Records from a data collection:
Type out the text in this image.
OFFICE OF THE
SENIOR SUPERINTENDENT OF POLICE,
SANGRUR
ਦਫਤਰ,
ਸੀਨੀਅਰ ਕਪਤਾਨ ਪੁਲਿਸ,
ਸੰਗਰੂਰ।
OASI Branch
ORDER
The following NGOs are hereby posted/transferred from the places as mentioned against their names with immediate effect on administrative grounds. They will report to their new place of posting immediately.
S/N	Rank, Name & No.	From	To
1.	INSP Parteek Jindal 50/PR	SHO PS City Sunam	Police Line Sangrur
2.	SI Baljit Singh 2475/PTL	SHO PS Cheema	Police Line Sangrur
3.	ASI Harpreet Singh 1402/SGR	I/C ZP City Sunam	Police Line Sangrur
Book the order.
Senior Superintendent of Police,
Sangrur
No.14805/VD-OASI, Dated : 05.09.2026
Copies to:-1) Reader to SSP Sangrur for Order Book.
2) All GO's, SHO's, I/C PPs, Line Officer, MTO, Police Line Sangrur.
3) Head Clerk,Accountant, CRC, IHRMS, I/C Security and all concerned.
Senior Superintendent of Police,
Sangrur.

WHAT YOU NEED TO DO: Select every line of the records holding the string "OASI".

RESULT OF THE TASK:
OASI Branch
No.14805/VD-OASI, Dated : 05.09.2026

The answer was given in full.